• _THE EXERCISE_
Extract every line where the string "Dimenzije" appears.

[Start of RECORDS SUPPLIED]

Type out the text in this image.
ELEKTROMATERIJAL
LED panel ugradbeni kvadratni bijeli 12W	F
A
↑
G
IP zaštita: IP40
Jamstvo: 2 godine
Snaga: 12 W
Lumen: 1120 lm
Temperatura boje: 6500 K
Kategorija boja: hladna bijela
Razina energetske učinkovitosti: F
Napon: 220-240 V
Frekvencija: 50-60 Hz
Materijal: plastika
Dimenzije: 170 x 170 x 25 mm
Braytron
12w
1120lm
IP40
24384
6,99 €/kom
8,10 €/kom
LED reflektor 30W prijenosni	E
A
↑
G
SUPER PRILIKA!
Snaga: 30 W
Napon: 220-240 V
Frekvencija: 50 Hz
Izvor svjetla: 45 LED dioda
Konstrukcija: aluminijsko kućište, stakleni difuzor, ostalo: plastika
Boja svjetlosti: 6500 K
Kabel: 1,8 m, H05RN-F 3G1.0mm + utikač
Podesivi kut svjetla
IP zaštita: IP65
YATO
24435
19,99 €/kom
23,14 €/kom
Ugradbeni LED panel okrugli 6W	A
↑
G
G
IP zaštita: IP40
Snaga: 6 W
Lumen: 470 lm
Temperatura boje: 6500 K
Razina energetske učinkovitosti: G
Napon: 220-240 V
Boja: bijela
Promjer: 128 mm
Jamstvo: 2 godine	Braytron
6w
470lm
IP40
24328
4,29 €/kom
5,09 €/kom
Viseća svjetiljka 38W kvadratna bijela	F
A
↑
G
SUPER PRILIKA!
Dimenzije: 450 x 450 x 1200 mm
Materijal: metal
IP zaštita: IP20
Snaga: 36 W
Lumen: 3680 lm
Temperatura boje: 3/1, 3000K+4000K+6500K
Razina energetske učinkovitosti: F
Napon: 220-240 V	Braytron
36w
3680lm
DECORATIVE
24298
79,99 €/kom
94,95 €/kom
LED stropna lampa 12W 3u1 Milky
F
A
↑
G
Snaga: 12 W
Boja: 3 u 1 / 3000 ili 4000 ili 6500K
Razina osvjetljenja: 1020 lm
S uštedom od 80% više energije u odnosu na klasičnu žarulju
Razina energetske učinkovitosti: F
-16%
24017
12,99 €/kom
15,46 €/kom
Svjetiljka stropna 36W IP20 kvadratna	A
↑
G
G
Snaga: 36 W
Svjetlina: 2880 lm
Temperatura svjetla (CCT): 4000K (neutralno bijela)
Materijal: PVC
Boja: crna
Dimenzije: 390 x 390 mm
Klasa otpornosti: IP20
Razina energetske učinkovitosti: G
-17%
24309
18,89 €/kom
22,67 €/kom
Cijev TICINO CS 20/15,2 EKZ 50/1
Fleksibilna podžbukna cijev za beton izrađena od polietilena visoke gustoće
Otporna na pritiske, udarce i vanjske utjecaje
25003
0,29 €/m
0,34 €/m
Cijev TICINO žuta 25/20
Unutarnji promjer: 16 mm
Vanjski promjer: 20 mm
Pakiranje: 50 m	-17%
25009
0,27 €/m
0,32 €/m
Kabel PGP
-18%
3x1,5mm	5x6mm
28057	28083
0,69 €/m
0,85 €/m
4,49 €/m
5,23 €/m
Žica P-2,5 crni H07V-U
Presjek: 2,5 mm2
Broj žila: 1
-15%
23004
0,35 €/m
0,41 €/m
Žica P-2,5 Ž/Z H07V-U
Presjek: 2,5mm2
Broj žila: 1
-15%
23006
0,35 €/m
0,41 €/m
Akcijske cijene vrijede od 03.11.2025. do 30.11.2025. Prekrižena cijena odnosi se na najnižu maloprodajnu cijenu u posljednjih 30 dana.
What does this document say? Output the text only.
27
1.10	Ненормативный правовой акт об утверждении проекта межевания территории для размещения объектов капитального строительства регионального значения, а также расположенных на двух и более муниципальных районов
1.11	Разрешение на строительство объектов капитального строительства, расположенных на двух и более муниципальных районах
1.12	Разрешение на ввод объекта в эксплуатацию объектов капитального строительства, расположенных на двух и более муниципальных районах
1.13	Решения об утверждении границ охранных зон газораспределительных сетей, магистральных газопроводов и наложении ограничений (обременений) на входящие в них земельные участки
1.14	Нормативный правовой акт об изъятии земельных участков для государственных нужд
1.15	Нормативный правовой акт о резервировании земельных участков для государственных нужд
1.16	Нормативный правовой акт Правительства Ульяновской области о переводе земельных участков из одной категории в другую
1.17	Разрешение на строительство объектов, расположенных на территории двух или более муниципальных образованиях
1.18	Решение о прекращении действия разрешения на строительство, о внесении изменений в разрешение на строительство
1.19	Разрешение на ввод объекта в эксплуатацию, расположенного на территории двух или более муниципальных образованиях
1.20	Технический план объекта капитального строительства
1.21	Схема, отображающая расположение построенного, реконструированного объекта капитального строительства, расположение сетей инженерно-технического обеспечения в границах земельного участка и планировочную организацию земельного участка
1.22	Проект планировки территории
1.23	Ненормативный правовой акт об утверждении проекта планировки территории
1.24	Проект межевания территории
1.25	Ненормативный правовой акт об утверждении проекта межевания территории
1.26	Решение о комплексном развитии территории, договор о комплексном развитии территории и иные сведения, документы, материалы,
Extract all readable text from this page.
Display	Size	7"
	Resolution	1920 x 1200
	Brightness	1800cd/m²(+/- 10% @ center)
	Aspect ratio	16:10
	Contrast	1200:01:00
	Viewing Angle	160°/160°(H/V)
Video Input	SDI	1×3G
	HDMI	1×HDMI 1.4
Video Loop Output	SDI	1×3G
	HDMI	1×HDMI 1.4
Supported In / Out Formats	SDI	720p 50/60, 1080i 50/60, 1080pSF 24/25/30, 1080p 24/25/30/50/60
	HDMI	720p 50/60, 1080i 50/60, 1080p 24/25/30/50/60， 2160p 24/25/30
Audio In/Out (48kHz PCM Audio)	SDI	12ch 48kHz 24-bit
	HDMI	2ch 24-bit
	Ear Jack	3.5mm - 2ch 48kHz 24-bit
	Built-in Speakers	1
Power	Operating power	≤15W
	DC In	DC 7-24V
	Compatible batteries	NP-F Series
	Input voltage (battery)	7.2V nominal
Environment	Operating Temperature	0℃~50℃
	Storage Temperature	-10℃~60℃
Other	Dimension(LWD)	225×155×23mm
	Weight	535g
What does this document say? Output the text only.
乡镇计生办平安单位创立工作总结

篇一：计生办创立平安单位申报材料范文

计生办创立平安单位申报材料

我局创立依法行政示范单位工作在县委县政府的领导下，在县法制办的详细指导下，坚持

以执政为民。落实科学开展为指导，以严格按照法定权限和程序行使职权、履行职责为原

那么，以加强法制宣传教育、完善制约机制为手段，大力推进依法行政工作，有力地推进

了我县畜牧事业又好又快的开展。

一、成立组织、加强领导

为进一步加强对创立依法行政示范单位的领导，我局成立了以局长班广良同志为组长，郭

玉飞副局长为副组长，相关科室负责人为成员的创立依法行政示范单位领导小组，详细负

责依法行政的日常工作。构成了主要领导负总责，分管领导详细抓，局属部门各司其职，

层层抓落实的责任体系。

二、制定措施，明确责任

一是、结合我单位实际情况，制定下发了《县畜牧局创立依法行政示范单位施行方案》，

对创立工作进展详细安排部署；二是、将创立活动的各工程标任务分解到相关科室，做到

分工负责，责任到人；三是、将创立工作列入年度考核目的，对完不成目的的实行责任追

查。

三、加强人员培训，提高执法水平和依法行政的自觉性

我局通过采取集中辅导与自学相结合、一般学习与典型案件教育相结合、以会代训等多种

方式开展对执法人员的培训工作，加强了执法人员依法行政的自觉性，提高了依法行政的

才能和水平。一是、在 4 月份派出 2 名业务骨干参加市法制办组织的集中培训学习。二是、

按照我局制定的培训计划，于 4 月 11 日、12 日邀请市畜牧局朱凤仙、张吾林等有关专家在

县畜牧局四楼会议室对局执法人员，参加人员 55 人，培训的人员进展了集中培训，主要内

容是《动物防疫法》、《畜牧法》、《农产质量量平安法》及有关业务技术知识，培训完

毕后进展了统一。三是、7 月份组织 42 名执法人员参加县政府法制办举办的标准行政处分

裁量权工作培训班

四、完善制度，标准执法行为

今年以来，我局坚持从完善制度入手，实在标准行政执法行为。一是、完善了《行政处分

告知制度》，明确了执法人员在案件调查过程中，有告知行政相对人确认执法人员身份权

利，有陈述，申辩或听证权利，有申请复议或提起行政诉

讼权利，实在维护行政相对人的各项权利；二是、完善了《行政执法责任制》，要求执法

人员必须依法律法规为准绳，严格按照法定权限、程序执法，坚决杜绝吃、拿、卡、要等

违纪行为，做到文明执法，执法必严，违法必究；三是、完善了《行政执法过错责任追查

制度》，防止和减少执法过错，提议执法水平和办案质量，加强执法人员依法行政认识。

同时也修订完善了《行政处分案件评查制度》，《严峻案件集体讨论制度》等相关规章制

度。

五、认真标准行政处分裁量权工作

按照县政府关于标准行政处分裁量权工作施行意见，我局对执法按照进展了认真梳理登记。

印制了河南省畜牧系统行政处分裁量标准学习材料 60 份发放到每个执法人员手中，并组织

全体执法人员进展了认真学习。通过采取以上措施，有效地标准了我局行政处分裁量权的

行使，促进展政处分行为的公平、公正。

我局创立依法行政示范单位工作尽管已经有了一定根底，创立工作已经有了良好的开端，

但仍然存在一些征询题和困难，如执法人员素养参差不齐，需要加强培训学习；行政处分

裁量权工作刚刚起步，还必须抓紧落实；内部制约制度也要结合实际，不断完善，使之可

[End of RECORDS SUPPLIED]

• _SOLUTION FOR THIS TASK_
Dimenzije: 170 x 170 x 25 mm
Dimenzije: 450 x 450 x 1200 mm
Dimenzije: 390 x 390 mm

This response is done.